Task brief:
Search the records for the word "JSON" and pick out every line that has it.
###
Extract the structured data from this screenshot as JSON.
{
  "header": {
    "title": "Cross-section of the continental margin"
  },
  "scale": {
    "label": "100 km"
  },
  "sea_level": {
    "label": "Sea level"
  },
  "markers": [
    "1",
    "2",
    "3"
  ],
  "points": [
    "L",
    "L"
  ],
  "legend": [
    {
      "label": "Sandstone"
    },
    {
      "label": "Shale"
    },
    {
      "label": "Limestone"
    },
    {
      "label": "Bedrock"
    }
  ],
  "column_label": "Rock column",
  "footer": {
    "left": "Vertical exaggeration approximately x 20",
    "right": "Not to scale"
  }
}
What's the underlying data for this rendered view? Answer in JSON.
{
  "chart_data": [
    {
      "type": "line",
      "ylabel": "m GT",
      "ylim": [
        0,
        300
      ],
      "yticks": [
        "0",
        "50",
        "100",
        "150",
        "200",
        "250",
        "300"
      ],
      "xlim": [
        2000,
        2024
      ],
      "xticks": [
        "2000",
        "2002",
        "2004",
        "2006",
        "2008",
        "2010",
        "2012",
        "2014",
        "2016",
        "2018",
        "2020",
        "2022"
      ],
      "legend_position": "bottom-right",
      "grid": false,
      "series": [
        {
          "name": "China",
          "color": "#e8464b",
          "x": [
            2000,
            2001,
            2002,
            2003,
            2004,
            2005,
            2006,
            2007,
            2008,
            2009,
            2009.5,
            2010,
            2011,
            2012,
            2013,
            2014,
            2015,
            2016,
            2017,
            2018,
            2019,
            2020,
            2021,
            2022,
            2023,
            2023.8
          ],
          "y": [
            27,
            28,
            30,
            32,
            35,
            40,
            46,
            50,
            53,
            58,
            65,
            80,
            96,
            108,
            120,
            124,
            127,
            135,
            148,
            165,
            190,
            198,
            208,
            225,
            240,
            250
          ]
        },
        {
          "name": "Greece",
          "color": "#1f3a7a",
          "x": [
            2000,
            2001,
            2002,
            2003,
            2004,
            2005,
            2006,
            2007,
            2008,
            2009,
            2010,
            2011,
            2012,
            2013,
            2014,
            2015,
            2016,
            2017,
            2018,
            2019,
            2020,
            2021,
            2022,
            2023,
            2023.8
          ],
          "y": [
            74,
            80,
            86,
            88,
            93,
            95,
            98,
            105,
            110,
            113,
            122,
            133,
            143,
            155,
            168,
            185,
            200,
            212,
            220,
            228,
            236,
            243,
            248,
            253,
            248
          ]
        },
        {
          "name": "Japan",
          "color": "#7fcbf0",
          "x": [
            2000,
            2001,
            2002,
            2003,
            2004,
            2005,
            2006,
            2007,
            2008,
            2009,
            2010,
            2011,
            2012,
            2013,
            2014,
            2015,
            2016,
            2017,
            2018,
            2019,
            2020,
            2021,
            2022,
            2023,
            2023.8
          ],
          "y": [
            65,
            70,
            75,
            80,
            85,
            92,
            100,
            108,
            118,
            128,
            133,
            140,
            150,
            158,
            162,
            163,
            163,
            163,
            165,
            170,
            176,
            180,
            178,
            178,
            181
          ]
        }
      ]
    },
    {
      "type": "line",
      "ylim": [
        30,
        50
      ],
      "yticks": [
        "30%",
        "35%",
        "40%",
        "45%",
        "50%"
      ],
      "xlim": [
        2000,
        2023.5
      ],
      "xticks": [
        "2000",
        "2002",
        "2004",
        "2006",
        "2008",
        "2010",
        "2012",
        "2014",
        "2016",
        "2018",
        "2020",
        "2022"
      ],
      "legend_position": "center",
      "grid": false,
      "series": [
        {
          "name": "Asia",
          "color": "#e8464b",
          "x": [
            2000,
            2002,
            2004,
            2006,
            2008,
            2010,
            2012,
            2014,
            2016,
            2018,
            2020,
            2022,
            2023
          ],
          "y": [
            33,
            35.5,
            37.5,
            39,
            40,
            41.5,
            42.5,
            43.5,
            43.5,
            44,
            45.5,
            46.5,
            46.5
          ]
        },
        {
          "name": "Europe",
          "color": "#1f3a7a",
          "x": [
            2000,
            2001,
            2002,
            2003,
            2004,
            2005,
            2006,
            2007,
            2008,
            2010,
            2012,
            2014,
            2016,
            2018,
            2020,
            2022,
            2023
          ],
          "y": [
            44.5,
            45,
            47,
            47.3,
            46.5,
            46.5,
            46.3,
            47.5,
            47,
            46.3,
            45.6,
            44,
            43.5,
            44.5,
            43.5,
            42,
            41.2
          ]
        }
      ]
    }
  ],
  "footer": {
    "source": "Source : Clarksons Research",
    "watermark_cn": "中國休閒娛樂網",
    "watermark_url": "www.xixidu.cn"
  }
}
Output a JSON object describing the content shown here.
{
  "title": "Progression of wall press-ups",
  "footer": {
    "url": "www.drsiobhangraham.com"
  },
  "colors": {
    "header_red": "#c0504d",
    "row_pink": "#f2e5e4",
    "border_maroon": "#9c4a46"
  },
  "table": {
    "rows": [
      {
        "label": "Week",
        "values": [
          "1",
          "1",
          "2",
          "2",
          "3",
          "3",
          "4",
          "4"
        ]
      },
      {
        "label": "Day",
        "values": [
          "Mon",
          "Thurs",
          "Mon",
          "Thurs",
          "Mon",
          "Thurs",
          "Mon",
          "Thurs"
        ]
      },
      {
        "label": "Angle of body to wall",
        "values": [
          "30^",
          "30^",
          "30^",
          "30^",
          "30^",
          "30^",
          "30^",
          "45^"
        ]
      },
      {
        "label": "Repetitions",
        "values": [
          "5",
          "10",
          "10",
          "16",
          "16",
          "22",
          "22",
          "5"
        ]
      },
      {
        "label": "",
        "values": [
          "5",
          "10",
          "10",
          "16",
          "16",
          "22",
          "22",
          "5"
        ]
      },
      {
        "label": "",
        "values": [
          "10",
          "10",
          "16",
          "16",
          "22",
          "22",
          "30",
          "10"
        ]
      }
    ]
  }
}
###
Reply:
Extract the structured data from this screenshot as JSON.
What's the underlying data for this rendered view? Answer in JSON.
Output a JSON object describing the content shown here.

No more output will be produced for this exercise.